**Exercise task**
Extract, exactly and without pictures, every line from the one that includes "Give me a plain-text" through the final line of the material below.

**Records to process**

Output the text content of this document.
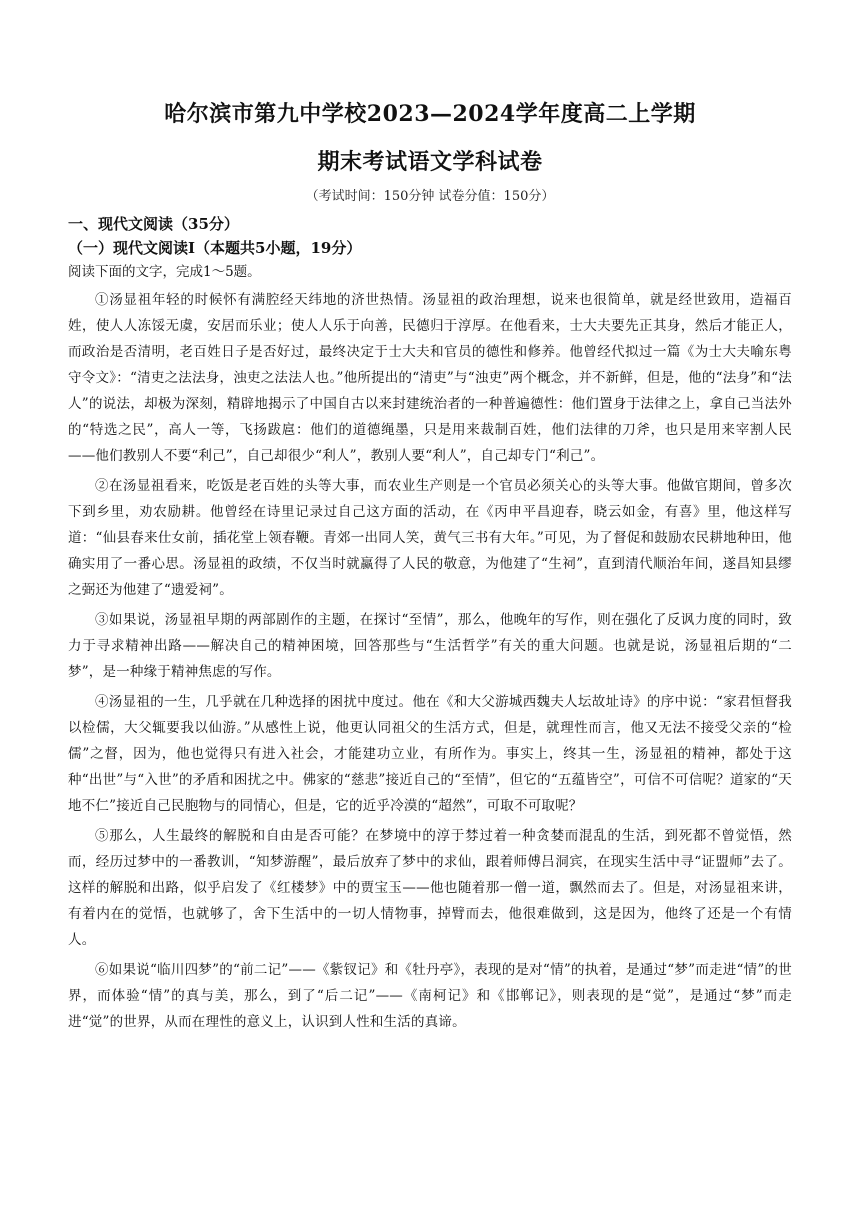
哈尔滨市第九中学校2023—2024学年度高二上学期
期末考试语文学科试卷
（考试时间：150分钟 试卷分值：150分）
一、现代文阅读（35分）
（一）现代文阅读Ⅰ（本题共5小题，19分）
阅读下面的文字，完成1～5题。

①汤显祖年轻的时候怀有满腔经天纬地的济世热情。汤显祖的政治理想，说来也很简单，就是经世致用，造福百姓，使人人冻馁无虞，安居而乐业；使人人乐于向善，民德归于淳厚。在他看来，士大夫要先正其身，然后才能正人，而政治是否清明，老百姓日子是否好过，最终决定于士大夫和官员的德性和修养。他曾经代拟过一篇《为士大夫喻东粤守令文》：“清吏之法法身，浊吏之法法人也。”他所提出的“清吏”与“浊吏”两个概念，并不新鲜，但是，他的“法身”和“法人”的说法，却极为深刻，精辟地揭示了中国自古以来封建统治者的一种普遍德性：他们置身于法律之上，拿自己当法外的“特选之民”，高人一等，飞扬跋扈：他们的道德绳墨，只是用来裁制百姓，他们法律的刀斧，也只是用来宰割人民——他们教别人不要“利己”，自己却很少“利人”，教别人要“利人”，自己却专门“利己”。

②在汤显祖看来，吃饭是老百姓的头等大事，而农业生产则是一个官员必须关心的头等大事。他做官期间，曾多次下到乡里，劝农励耕。他曾经在诗里记录过自己这方面的活动，在《丙申平昌迎春，晓云如金，有喜》里，他这样写道：“仙县春来仕女前，插花堂上领春鞭。青郊一出同人笑，黄气三书有大年。”可见，为了督促和鼓励农民耕地种田，他确实用了一番心思。汤显祖的政绩，不仅当时就赢得了人民的敬意，为他建了“生祠”，直到清代顺治年间，遂昌知县缪之弼还为他建了“遗爱祠”。

③如果说，汤显祖早期的两部剧作的主题，在探讨“至情”，那么，他晚年的写作，则在强化了反讽力度的同时，致力于寻求精神出路——解决自己的精神困境，回答那些与“生活哲学”有关的重大问题。也就是说，汤显祖后期的“二梦”，是一种缘于精神焦虑的写作。

④汤显祖的一生，几乎就在几种选择的困扰中度过。他在《和大父游城西魏夫人坛故址诗》的序中说：“家君恒督我以检儒，大父辄要我以仙游。”从感性上说，他更认同祖父的生活方式，但是，就理性而言，他又无法不接受父亲的“检儒”之督，因为，他也觉得只有进入社会，才能建功立业，有所作为。事实上，终其一生，汤显祖的精神，都处于这种“出世”与“入世”的矛盾和困扰之中。佛家的“慈悲”接近自己的“至情”，但它的“五蕴皆空”，可信不可信呢？道家的“天地不仁”接近自己民胞物与的同情心，但是，它的近乎冷漠的“超然”，可取不可取呢？

⑤那么，人生最终的解脱和自由是否可能？在梦境中的淳于棼过着一种贪婪而混乱的生活，到死都不曾觉悟，然而，经历过梦中的一番教训，“知梦游醒”，最后放弃了梦中的求仙，跟着师傅吕洞宾，在现实生活中寻“证盟师”去了。这样的解脱和出路，似乎启发了《红楼梦》中的贾宝玉——他也随着那一僧一道，飘然而去了。但是，对汤显祖来讲，有着内在的觉悟，也就够了，舍下生活中的一切人情物事，掉臂而去，他很难做到，这是因为，他终了还是一个有情人。

⑥如果说“临川四梦”的“前二记”——《紫钗记》和《牡丹亭》，表现的是对“情”的执着，是通过“梦”而走进“情”的世界，而体验“情”的真与美，那么，到了“后二记”——《南柯记》和《邯郸记》，则表现的是“觉”，是通过“梦”而走进“觉”的世界，从而在理性的意义上，认识到人性和生活的真谛。
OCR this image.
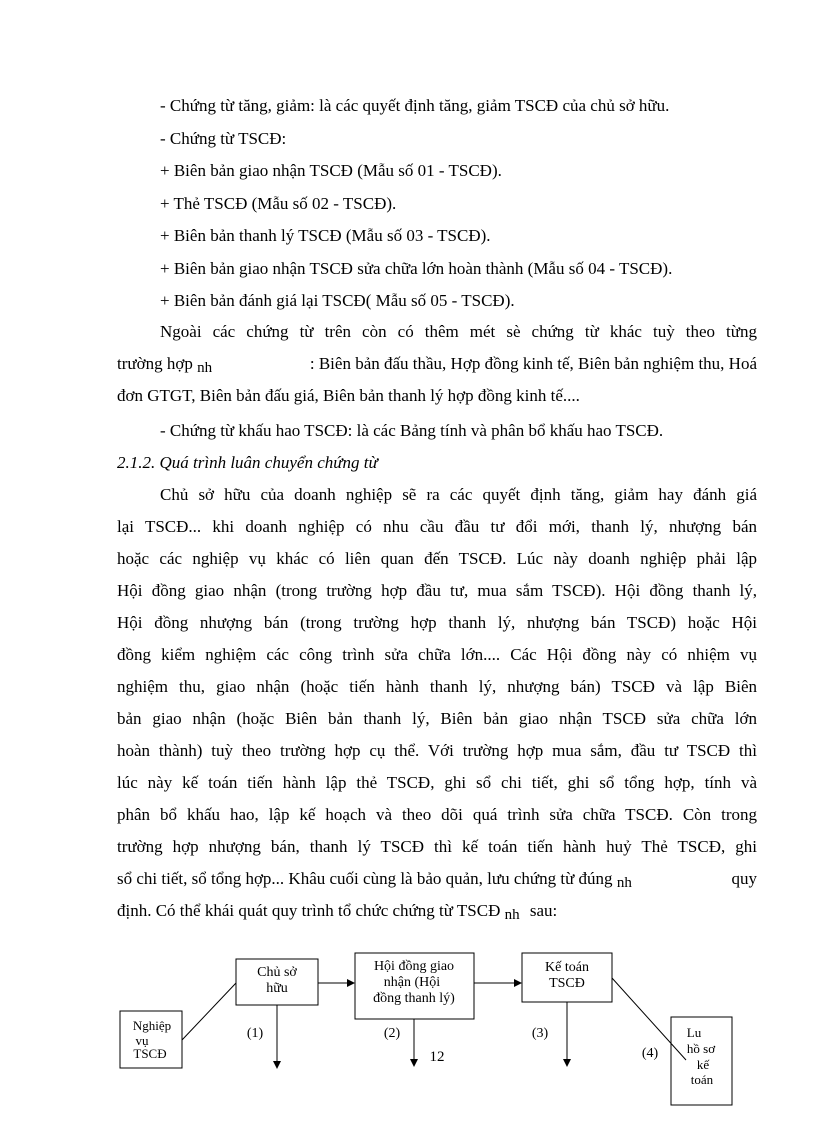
- Chứng từ tăng, giảm: là các quyết định tăng, giảm TSCĐ của chủ sở hữu.
- Chứng từ TSCĐ:
+ Biên bản giao nhận TSCĐ (Mẫu số 01 - TSCĐ).
+ Thẻ TSCĐ (Mẫu số 02 - TSCĐ).
+ Biên bản thanh lý TSCĐ (Mẫu số 03 - TSCĐ).
+ Biên bản giao nhận TSCĐ sửa chữa lớn hoàn thành (Mẫu số 04 - TSCĐ).
+ Biên bản đánh giá lại TSCĐ( Mẫu số 05 - TSCĐ).
Ngoài các chứng từ trên còn có thêm mét sè chứng từ khác tuỳ theo từng
trường hợp nh	: Biên bản đấu thầu, Hợp đồng kinh tế, Biên bản nghiệm thu, Hoá
đơn GTGT, Biên bản đấu giá, Biên bản thanh lý hợp đồng kinh tế....
- Chứng từ khấu hao TSCĐ: là các Bảng tính và phân bổ khấu hao TSCĐ.
2.1.2. Quá trình luân chuyển chứng từ
Chủ sở hữu của doanh nghiệp sẽ ra các quyết định tăng, giảm hay đánh giá
lại TSCĐ... khi doanh nghiệp có nhu cầu đầu tư đổi mới, thanh lý, nhượng bán
hoặc các nghiệp vụ khác có liên quan đến TSCĐ. Lúc này doanh nghiệp phải lập
Hội đồng giao nhận (trong trường hợp đầu tư, mua sắm TSCĐ). Hội đồng thanh lý,
Hội đồng nhượng bán (trong trường hợp thanh lý, nhượng bán TSCĐ) hoặc Hội
đồng kiểm nghiệm các công trình sửa chữa lớn.... Các Hội đồng này có nhiệm vụ
nghiệm thu, giao nhận (hoặc tiến hành thanh lý, nhượng bán) TSCĐ và lập Biên
bản giao nhận (hoặc Biên bản thanh lý, Biên bản giao nhận TSCĐ sửa chữa lớn
hoàn thành) tuỳ theo trường hợp cụ thể. Với trường hợp mua sắm, đầu tư TSCĐ thì
lúc này kế toán tiến hành lập thẻ TSCĐ, ghi sổ chi tiết, ghi sổ tổng hợp, tính và
phân bổ khấu hao, lập kế hoạch và theo dõi quá trình sửa chữa TSCĐ. Còn trong
trường hợp nhượng bán, thanh lý TSCĐ thì kế toán tiến hành huỷ Thẻ TSCĐ, ghi
sổ chi tiết, sổ tổng hợp... Khâu cuối cùng là bảo quản, lưu chứng từ đúng nh	quy
định. Có thể khái quát quy trình tổ chức chứng từ TSCĐ nh sau:
Nghiệp
vụ
TSCĐ
Chủ sở
hữu
Hội đồng giao
nhận (Hội
đồng thanh lý)
Kế toán
TSCĐ
Lu
hồ sơ
kế
toán
(1)	(2)	(3)
(4)
12
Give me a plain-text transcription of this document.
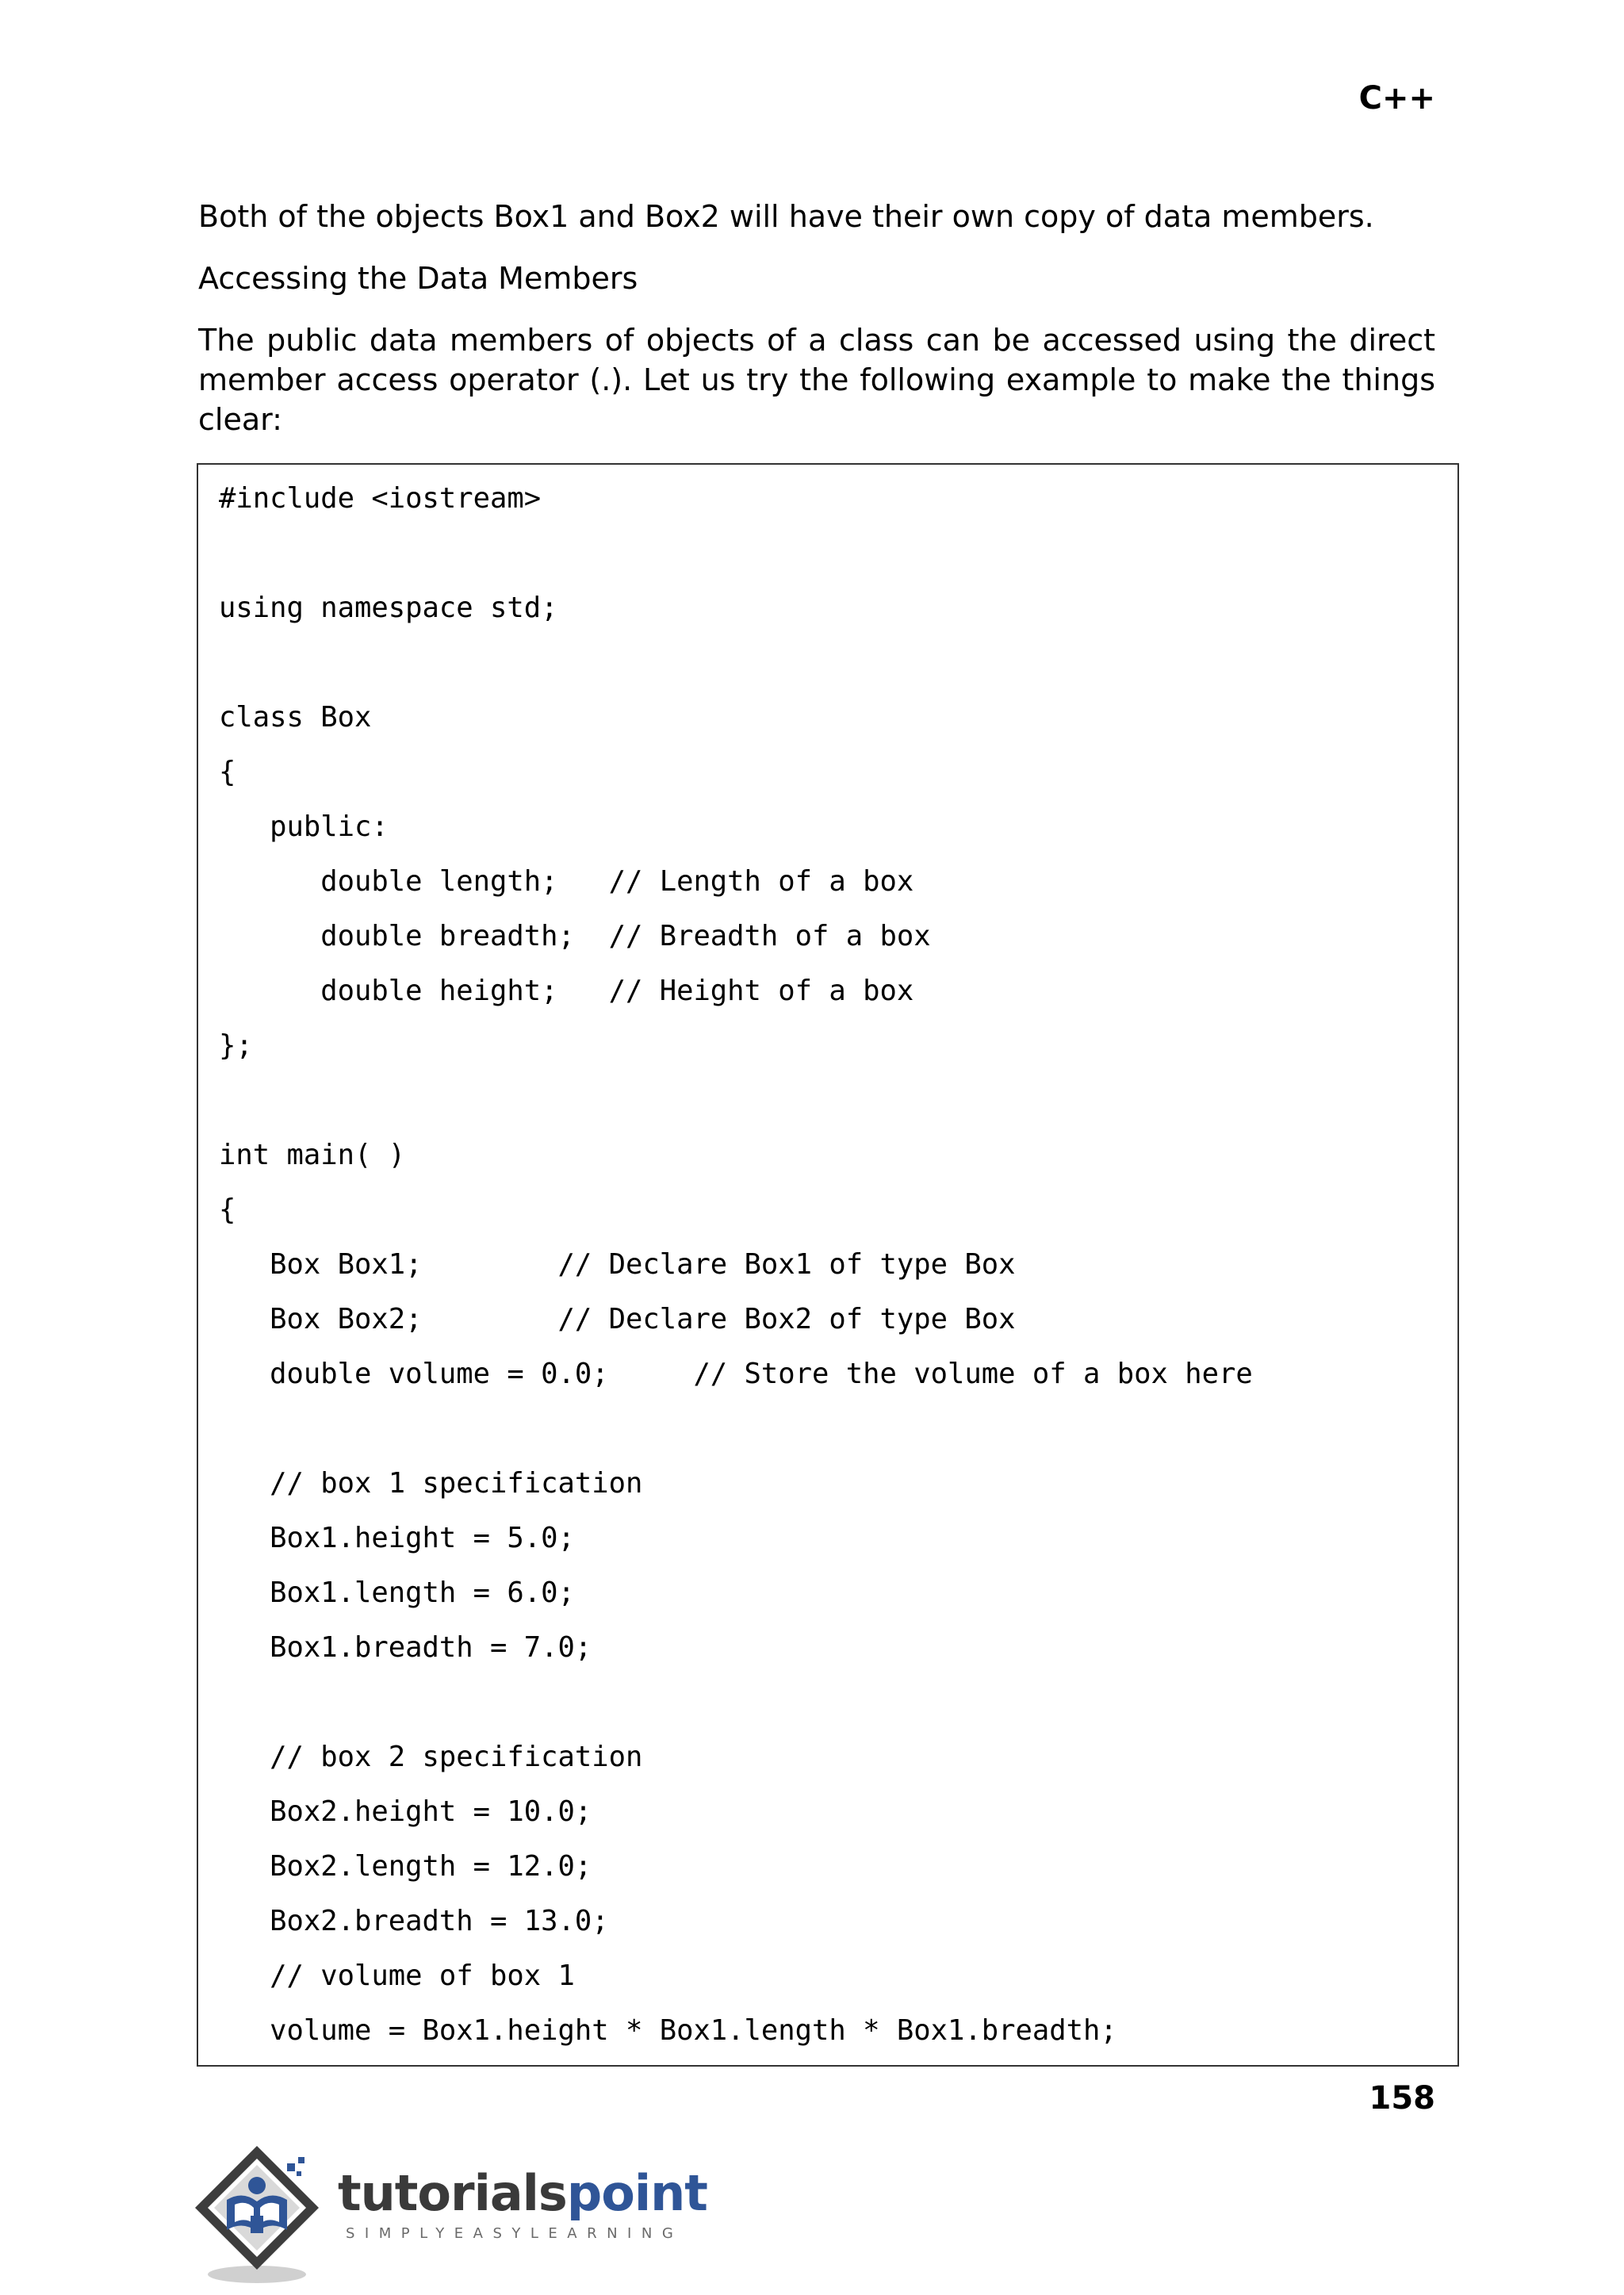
C++

Both of the objects Box1 and Box2 will have their own copy of data members.

Accessing the Data Members

The public data members of objects of a class can be accessed using the direct member access operator (.). Let us try the following example to make the things clear:

#include <iostream>
using namespace std;
class Box
{
public:
double length;   // Length of a box
double breadth;  // Breadth of a box
double height;   // Height of a box
};
int main( )
{
Box Box1;        // Declare Box1 of type Box
Box Box2;        // Declare Box2 of type Box
double volume = 0.0;     // Store the volume of a box here
// box 1 specification
Box1.height = 5.0;
Box1.length = 6.0;
Box1.breadth = 7.0;
// box 2 specification
Box2.height = 10.0;
Box2.length = 12.0;
Box2.breadth = 13.0;
// volume of box 1
volume = Box1.height * Box1.length * Box1.breadth;
158
tutorialspoint
SIMPLYEASYLEARNING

**Solution to the exercise**
Give me a plain-text transcription of this document.
C++

Both of the objects Box1 and Box2 will have their own copy of data members.

Accessing the Data Members

The public data members of objects of a class can be accessed using the direct member access operator (.). Let us try the following example to make the things clear:

#include <iostream>
using namespace std;
class Box
{
public:
double length;   // Length of a box
double breadth;  // Breadth of a box
double height;   // Height of a box
};
int main( )
{
Box Box1;        // Declare Box1 of type Box
Box Box2;        // Declare Box2 of type Box
double volume = 0.0;     // Store the volume of a box here
// box 1 specification
Box1.height = 5.0;
Box1.length = 6.0;
Box1.breadth = 7.0;
// box 2 specification
Box2.height = 10.0;
Box2.length = 12.0;
Box2.breadth = 13.0;
// volume of box 1
volume = Box1.height * Box1.length * Box1.breadth;
158
tutorialspoint
SIMPLYEASYLEARNING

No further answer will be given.